*Extracted information*
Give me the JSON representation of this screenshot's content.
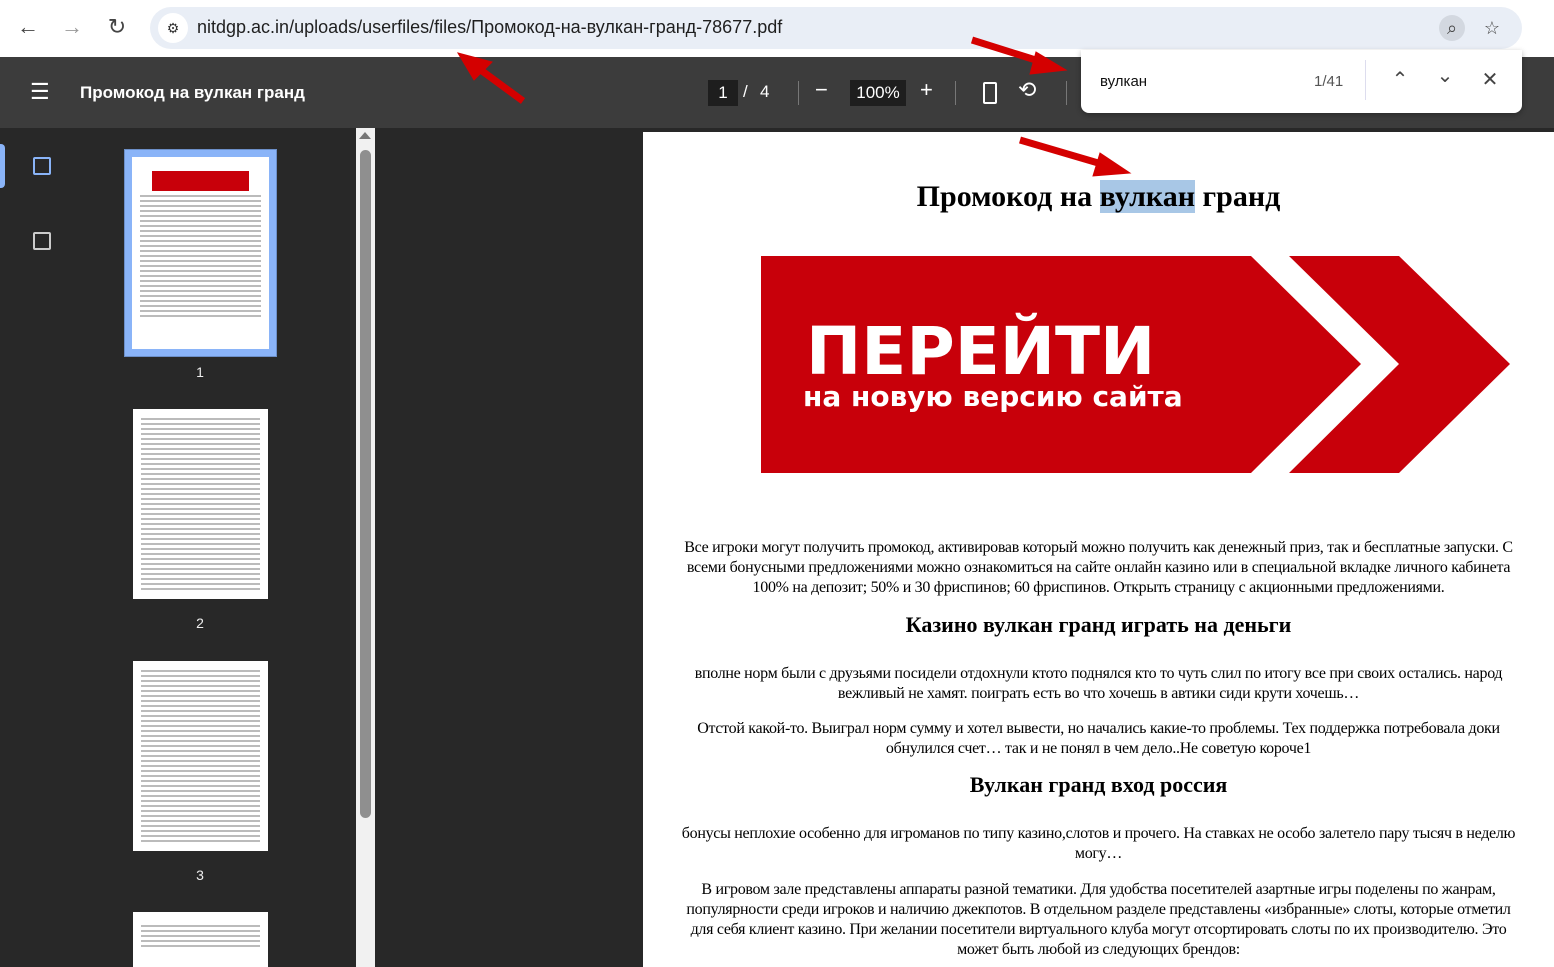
{
  "browser": {
    "url": "nitdgp.ac.in/uploads/userfiles/files/Промокод-на-вулкан-гранд-78677.pdf"
  },
  "viewer": {
    "title": "Промокод на вулкан гранд",
    "current_page": "1",
    "page_sep": "/",
    "total_pages": "4",
    "zoom": "100%"
  },
  "find": {
    "query": "вулкан",
    "count": "1/41"
  },
  "thumbnails": [
    {
      "label": "1"
    },
    {
      "label": "2"
    },
    {
      "label": "3"
    }
  ],
  "document": {
    "title_pre": "Промокод на ",
    "title_hl": "вулкан",
    "title_post": " гранд",
    "banner": {
      "big": "ПЕРЕЙТИ",
      "small": "на новую версию сайта",
      "color": "#c8000a"
    },
    "blocks": [
      {
        "type": "p",
        "lines": [
          "Все игроки могут получить промокод, активировав который можно получить как денежный приз, так и бесплатные запуски. С",
          "всеми бонусными предложениями можно ознакомиться на сайте онлайн казино или в специальной вкладке личного кабинета",
          "100% на депозит; 50% и 30 фриспинов; 60 фриспинов. Открыть страницу с акционными предложениями."
        ]
      },
      {
        "type": "h",
        "text": "Казино вулкан гранд играть на деньги"
      },
      {
        "type": "p",
        "lines": [
          "вполне норм были с друзьями посидели отдохнули ктото поднялся кто то чуть слил по итогу все при своих остались. народ",
          "вежливый не хамят. поиграть есть во что хочешь в автики сиди крути хочешь…"
        ]
      },
      {
        "type": "p",
        "lines": [
          "Отстой какой-то. Выиграл норм сумму и хотел вывести, но начались какие-то проблемы. Тех поддержка потребовала доки",
          "обнулился счет… так и не понял в чем дело..Не советую короче1"
        ]
      },
      {
        "type": "h",
        "text": "Вулкан гранд вход россия"
      },
      {
        "type": "p",
        "lines": [
          "бонусы неплохие особенно для игроманов по типу казино,слотов и прочего. На ставках не особо залетело пару тысяч в неделю",
          "могу…"
        ]
      },
      {
        "type": "p",
        "lines": [
          "В игровом зале представлены аппараты разной тематики. Для удобства посетителей азартные игры поделены по жанрам,",
          "популярности среди игроков и наличию джекпотов. В отдельном разделе представлены «избранные» слоты, которые отметил",
          "для себя клиент казино. При желании посетители виртуального клуба могут отсортировать слоты по их производителю. Это",
          "может быть любой из следующих брендов:"
        ]
      }
    ]
  }
}
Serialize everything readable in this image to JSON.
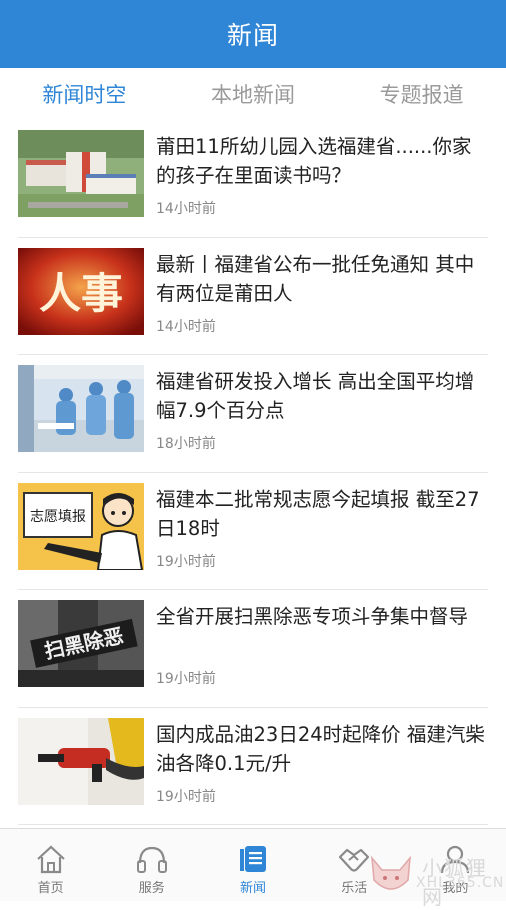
{
  "header": {
    "title": "新闻"
  },
  "tabs": [
    {
      "label": "新闻时空",
      "active": true
    },
    {
      "label": "本地新闻",
      "active": false
    },
    {
      "label": "专题报道",
      "active": false
    }
  ],
  "news": [
    {
      "title": "莆田11所幼儿园入选福建省......你家的孩子在里面读书吗？",
      "time": "14小时前",
      "thumb": "kindergarten-building-photo"
    },
    {
      "title": "最新丨福建省公布一批任免通知 其中有两位是莆田人",
      "time": "14小时前",
      "thumb": "personnel-red-graphic"
    },
    {
      "title": "福建省研发投入增长 高出全国平均增幅7.9个百分点",
      "time": "18小时前",
      "thumb": "lab-researchers-photo"
    },
    {
      "title": "福建本二批常规志愿今起填报 截至27日18时",
      "time": "19小时前",
      "thumb": "student-holding-sign-illustration"
    },
    {
      "title": "全省开展扫黑除恶专项斗争集中督导",
      "time": "19小时前",
      "thumb": "crackdown-banner-photo"
    },
    {
      "title": "国内成品油23日24时起降价 福建汽柴油各降0.1元/升",
      "time": "19小时前",
      "thumb": "fuel-nozzle-photo"
    }
  ],
  "thumb_text": {
    "personnel": "人事",
    "sign": "志愿填报",
    "crackdown": "扫黑除恶"
  },
  "bottom_nav": [
    {
      "label": "首页",
      "icon": "home-icon",
      "active": false
    },
    {
      "label": "服务",
      "icon": "headset-icon",
      "active": false
    },
    {
      "label": "新闻",
      "icon": "newspaper-icon",
      "active": true
    },
    {
      "label": "乐活",
      "icon": "handshake-icon",
      "active": false
    },
    {
      "label": "我的",
      "icon": "user-icon",
      "active": false
    }
  ],
  "watermark": {
    "line1": "小狐狸网",
    "line2": "XHL365.CN"
  },
  "colors": {
    "accent": "#2f86d6",
    "text": "#222222",
    "muted": "#888888"
  }
}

*Exercise task*
In the entries above, find lines with "представлены" and copy each.

*Exercise output*
          "В игровом зале представлены аппараты разной тематики. Для удобства посетителей азартные игры поделены по жанрам,",
          "популярности среди игроков и наличию джекпотов. В отдельном разделе представлены «избранные» слоты, которые отметил",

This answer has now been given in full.